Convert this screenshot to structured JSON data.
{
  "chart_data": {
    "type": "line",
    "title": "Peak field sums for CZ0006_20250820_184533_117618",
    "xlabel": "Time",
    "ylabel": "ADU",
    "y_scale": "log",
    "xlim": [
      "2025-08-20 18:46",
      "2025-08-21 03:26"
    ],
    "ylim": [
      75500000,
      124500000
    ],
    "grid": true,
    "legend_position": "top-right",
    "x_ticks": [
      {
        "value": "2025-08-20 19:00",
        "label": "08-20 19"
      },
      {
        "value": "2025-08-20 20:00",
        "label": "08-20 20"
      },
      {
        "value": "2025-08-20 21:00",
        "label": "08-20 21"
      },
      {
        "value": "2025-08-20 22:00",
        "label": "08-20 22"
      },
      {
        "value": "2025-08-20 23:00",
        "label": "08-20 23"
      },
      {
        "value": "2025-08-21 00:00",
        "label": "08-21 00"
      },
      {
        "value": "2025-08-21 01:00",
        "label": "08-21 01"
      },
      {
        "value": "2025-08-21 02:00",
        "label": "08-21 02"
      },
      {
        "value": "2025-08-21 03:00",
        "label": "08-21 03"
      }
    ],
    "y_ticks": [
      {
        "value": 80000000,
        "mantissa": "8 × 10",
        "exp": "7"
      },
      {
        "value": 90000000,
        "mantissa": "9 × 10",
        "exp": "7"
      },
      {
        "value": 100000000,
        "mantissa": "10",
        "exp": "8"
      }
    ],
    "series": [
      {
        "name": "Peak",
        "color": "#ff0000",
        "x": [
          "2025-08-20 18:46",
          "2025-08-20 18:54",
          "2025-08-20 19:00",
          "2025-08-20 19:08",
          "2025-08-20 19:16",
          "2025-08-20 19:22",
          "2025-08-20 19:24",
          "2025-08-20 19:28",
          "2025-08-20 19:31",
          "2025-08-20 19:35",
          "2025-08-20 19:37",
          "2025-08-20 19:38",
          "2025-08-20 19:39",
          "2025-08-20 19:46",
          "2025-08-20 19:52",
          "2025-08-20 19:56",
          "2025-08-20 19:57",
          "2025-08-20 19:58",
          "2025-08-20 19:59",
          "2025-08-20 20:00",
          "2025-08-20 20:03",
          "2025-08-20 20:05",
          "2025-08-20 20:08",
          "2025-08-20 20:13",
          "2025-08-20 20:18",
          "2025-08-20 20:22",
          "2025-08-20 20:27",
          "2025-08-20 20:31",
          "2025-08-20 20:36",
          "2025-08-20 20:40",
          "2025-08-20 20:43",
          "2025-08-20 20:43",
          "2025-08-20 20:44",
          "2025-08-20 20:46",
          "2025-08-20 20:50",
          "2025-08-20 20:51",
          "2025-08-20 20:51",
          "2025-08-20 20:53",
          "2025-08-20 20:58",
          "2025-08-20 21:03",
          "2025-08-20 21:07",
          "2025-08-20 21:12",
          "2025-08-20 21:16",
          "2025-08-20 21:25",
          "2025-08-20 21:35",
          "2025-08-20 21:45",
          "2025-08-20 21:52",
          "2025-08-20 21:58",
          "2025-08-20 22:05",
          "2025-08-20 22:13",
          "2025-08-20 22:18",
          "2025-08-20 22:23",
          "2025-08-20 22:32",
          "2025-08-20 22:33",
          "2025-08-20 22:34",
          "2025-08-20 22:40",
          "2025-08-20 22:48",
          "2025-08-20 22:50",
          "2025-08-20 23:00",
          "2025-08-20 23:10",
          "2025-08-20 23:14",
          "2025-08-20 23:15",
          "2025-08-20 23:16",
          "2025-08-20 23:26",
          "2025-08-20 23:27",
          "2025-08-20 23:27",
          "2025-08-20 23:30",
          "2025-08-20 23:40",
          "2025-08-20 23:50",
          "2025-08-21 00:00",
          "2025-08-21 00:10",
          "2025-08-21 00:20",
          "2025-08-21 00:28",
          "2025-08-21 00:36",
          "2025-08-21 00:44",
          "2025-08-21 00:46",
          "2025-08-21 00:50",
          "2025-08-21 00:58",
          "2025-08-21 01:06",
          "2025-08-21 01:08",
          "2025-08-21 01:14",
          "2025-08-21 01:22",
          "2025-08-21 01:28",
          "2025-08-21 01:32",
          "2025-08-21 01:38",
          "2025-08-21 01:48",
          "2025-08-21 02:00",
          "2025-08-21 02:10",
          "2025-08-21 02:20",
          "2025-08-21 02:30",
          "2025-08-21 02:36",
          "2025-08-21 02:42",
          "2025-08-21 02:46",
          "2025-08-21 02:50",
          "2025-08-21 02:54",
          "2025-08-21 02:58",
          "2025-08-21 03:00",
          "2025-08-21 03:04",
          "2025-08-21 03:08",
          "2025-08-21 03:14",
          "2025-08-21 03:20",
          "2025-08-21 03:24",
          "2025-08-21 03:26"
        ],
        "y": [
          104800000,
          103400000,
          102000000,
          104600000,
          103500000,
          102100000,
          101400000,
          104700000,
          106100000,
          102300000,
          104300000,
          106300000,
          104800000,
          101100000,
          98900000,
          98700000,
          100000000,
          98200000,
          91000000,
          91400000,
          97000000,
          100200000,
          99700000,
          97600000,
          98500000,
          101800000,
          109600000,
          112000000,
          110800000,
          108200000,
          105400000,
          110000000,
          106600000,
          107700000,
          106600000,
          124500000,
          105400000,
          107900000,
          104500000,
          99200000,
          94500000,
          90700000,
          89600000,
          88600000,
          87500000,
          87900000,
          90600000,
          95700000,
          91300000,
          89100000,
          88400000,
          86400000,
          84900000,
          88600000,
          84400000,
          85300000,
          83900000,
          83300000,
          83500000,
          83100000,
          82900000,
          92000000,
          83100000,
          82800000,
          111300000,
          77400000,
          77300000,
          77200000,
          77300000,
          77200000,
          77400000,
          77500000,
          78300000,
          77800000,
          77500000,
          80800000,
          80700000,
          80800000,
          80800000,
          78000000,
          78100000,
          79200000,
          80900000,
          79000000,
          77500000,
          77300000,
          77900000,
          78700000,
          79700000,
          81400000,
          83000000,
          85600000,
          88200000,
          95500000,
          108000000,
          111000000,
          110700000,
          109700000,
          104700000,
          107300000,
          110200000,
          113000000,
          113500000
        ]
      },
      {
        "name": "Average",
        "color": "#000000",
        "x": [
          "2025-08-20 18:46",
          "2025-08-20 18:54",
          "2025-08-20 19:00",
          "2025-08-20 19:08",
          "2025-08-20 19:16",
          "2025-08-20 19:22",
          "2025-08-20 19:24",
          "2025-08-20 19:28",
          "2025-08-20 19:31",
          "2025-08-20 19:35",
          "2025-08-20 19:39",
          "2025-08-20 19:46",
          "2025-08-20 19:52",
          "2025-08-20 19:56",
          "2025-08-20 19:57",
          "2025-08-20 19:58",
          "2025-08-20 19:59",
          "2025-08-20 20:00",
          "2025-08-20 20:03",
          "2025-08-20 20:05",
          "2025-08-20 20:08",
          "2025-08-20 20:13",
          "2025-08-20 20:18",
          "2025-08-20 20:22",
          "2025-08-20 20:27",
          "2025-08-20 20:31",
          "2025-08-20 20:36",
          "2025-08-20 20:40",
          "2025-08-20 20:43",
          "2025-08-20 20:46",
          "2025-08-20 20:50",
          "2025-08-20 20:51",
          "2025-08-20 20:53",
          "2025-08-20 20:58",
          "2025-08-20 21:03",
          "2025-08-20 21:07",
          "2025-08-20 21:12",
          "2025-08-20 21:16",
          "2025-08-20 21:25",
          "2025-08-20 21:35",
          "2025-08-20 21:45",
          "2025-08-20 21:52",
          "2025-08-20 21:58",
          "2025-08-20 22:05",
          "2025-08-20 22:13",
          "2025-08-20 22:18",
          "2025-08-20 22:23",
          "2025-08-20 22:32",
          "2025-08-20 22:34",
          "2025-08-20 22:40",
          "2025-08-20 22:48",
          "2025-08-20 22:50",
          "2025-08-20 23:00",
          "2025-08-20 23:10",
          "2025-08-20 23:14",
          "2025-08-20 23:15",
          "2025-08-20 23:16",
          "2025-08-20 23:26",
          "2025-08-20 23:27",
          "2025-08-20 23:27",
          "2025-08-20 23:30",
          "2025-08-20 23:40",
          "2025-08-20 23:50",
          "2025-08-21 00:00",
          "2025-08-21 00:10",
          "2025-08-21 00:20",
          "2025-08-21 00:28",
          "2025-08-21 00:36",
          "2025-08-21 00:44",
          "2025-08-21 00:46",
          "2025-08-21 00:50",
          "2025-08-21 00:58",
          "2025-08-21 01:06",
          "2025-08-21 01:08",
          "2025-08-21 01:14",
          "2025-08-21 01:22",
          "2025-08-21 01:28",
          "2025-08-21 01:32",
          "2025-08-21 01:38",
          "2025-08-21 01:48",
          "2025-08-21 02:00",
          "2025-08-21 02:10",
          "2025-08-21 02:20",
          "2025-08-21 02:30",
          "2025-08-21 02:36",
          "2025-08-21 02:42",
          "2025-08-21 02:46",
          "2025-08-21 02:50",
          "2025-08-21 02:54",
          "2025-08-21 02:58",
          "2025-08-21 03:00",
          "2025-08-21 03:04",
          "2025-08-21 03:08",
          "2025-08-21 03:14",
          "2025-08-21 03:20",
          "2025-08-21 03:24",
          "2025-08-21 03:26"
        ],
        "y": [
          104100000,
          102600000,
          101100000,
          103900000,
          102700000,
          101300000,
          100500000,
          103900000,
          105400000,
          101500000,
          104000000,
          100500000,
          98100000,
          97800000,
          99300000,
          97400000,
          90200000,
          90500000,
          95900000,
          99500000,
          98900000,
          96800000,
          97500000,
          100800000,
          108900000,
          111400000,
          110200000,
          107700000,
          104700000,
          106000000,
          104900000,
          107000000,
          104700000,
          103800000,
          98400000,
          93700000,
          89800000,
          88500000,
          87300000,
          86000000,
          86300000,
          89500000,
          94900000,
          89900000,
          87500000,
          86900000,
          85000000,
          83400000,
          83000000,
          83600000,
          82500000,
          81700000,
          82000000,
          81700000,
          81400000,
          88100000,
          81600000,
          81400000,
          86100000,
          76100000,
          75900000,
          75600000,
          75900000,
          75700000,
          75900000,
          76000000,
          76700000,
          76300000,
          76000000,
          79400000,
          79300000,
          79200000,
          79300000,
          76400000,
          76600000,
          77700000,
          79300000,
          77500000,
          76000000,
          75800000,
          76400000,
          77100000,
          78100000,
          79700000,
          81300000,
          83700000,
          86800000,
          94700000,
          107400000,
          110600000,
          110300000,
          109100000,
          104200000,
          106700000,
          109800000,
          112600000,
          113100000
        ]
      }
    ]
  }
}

■ Task prompt
Copy out every line in the entries above that holds "value".

■ Task response
        "value": "2025-08-20 19:00",
        "value": "2025-08-20 20:00",
        "value": "2025-08-20 21:00",
        "value": "2025-08-20 22:00",
        "value": "2025-08-20 23:00",
        "value": "2025-08-21 00:00",
        "value": "2025-08-21 01:00",
        "value": "2025-08-21 02:00",
        "value": "2025-08-21 03:00",
        "value": 80000000,
        "value": 90000000,
        "value": 100000000,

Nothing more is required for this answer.